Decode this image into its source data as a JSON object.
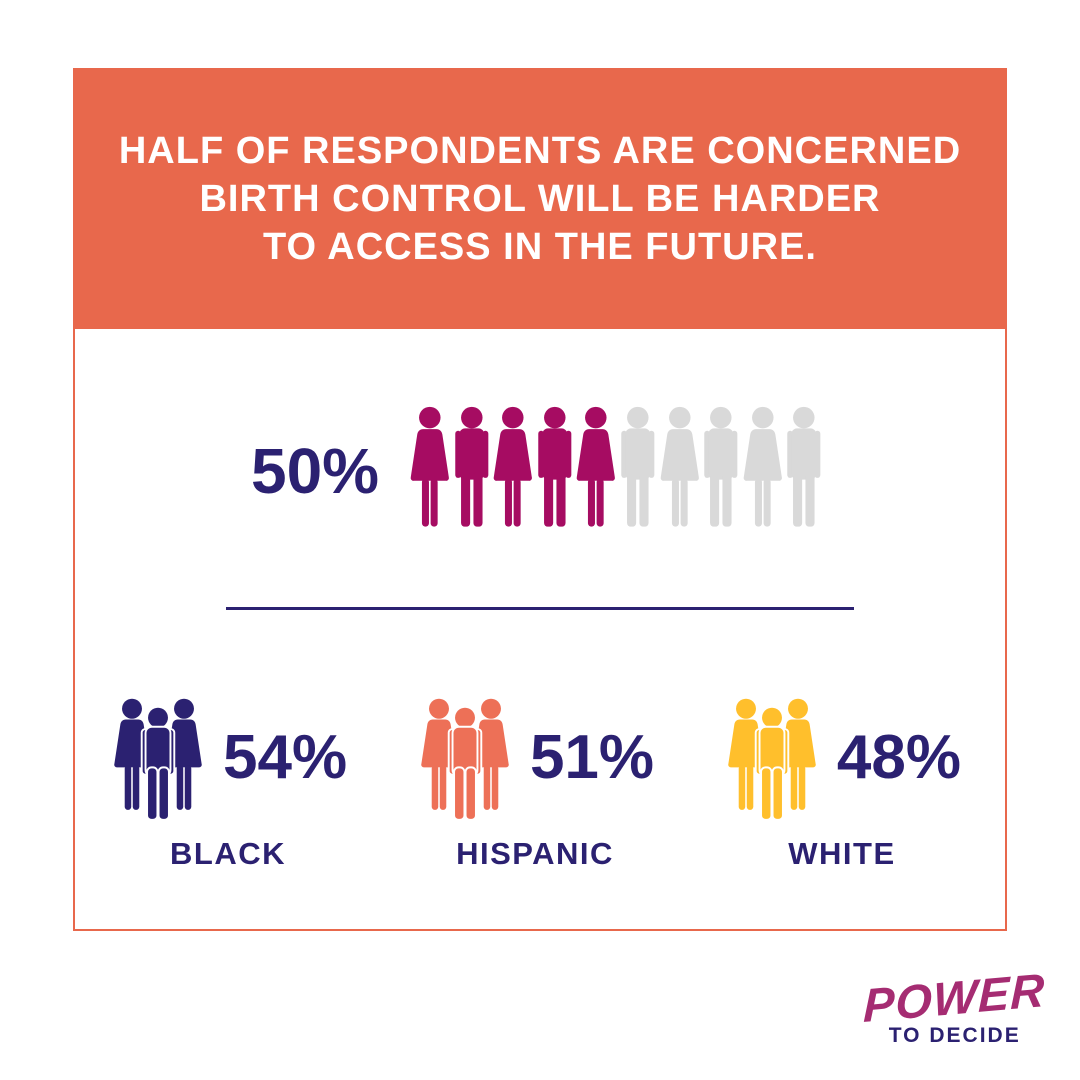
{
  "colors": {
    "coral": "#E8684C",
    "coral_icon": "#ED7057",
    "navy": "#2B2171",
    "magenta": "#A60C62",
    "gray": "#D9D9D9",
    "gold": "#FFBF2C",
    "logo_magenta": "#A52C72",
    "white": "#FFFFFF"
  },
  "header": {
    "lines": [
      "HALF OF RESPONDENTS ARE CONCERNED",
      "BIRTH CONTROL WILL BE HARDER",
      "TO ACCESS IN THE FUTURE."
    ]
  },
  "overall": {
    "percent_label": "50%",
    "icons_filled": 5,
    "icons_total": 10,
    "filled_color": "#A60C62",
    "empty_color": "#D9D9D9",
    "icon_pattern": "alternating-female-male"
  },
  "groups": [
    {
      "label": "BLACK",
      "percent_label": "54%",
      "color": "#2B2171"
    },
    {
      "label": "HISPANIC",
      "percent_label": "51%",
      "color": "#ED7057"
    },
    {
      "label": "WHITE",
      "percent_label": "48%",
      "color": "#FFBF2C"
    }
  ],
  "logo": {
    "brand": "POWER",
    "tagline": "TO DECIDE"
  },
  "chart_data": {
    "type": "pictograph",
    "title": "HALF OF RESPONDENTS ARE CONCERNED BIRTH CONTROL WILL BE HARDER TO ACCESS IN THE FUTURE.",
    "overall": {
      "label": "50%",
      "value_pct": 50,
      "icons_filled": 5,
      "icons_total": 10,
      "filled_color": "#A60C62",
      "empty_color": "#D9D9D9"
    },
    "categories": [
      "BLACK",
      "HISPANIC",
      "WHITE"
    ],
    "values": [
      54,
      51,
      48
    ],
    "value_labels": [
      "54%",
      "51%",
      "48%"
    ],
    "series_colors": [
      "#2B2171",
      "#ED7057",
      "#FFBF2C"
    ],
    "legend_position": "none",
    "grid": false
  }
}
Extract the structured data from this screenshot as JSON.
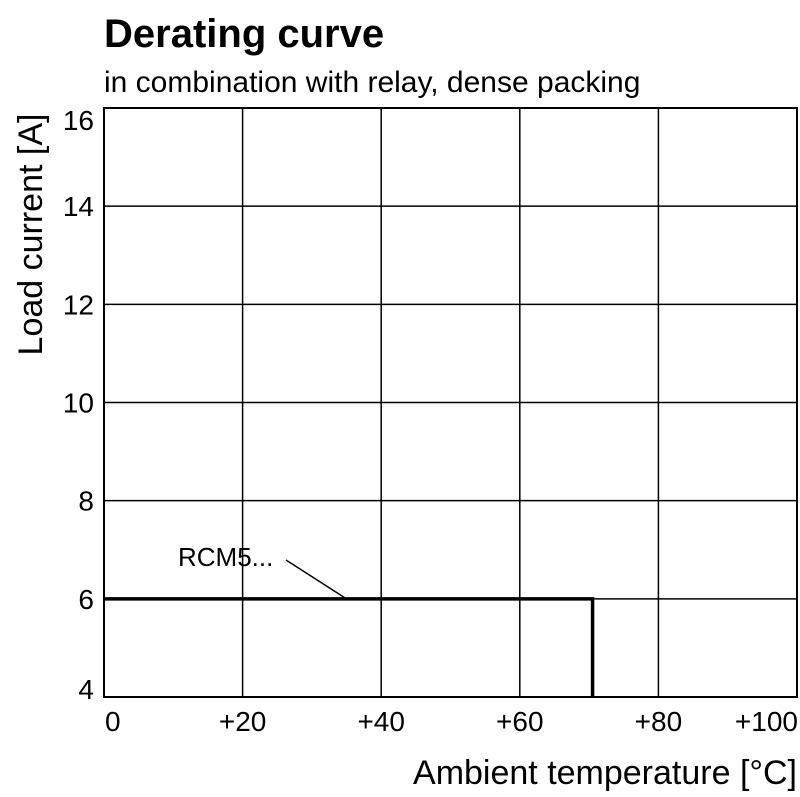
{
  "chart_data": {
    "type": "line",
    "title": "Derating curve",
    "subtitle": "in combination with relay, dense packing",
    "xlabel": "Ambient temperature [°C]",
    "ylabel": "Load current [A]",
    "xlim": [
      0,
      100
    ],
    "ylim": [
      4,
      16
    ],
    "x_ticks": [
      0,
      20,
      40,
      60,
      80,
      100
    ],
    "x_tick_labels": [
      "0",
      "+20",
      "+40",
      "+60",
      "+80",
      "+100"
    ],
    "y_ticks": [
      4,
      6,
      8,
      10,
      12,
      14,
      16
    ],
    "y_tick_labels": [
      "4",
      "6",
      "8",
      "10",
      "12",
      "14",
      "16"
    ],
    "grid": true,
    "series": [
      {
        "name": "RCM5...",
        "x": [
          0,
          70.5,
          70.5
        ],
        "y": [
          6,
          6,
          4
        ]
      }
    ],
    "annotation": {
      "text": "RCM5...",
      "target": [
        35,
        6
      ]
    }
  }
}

# [The exercise]
Each line of the data is to be duplicated exactly; pictures stay out of the copy.

# [Problem solution]
Decode this image into its source data as a JSON object.
{
  "colors": {
    "coral": "#E8684C",
    "coral_icon": "#ED7057",
    "navy": "#2B2171",
    "magenta": "#A60C62",
    "gray": "#D9D9D9",
    "gold": "#FFBF2C",
    "logo_magenta": "#A52C72",
    "white": "#FFFFFF"
  },
  "header": {
    "lines": [
      "HALF OF RESPONDENTS ARE CONCERNED",
      "BIRTH CONTROL WILL BE HARDER",
      "TO ACCESS IN THE FUTURE."
    ]
  },
  "overall": {
    "percent_label": "50%",
    "icons_filled": 5,
    "icons_total": 10,
    "filled_color": "#A60C62",
    "empty_color": "#D9D9D9",
    "icon_pattern": "alternating-female-male"
  },
  "groups": [
    {
      "label": "BLACK",
      "percent_label": "54%",
      "color": "#2B2171"
    },
    {
      "label": "HISPANIC",
      "percent_label": "51%",
      "color": "#ED7057"
    },
    {
      "label": "WHITE",
      "percent_label": "48%",
      "color": "#FFBF2C"
    }
  ],
  "logo": {
    "brand": "POWER",
    "tagline": "TO DECIDE"
  },
  "chart_data": {
    "type": "pictograph",
    "title": "HALF OF RESPONDENTS ARE CONCERNED BIRTH CONTROL WILL BE HARDER TO ACCESS IN THE FUTURE.",
    "overall": {
      "label": "50%",
      "value_pct": 50,
      "icons_filled": 5,
      "icons_total": 10,
      "filled_color": "#A60C62",
      "empty_color": "#D9D9D9"
    },
    "categories": [
      "BLACK",
      "HISPANIC",
      "WHITE"
    ],
    "values": [
      54,
      51,
      48
    ],
    "value_labels": [
      "54%",
      "51%",
      "48%"
    ],
    "series_colors": [
      "#2B2171",
      "#ED7057",
      "#FFBF2C"
    ],
    "legend_position": "none",
    "grid": false
  }
}
Extract the structured data from this screenshot as JSON.
{
  "chart_data": {
    "type": "line",
    "title": "Derating curve",
    "subtitle": "in combination with relay, dense packing",
    "xlabel": "Ambient temperature [°C]",
    "ylabel": "Load current [A]",
    "xlim": [
      0,
      100
    ],
    "ylim": [
      4,
      16
    ],
    "x_ticks": [
      0,
      20,
      40,
      60,
      80,
      100
    ],
    "x_tick_labels": [
      "0",
      "+20",
      "+40",
      "+60",
      "+80",
      "+100"
    ],
    "y_ticks": [
      4,
      6,
      8,
      10,
      12,
      14,
      16
    ],
    "y_tick_labels": [
      "4",
      "6",
      "8",
      "10",
      "12",
      "14",
      "16"
    ],
    "grid": true,
    "series": [
      {
        "name": "RCM5...",
        "x": [
          0,
          70.5,
          70.5
        ],
        "y": [
          6,
          6,
          4
        ]
      }
    ],
    "annotation": {
      "text": "RCM5...",
      "target": [
        35,
        6
      ]
    }
  }
}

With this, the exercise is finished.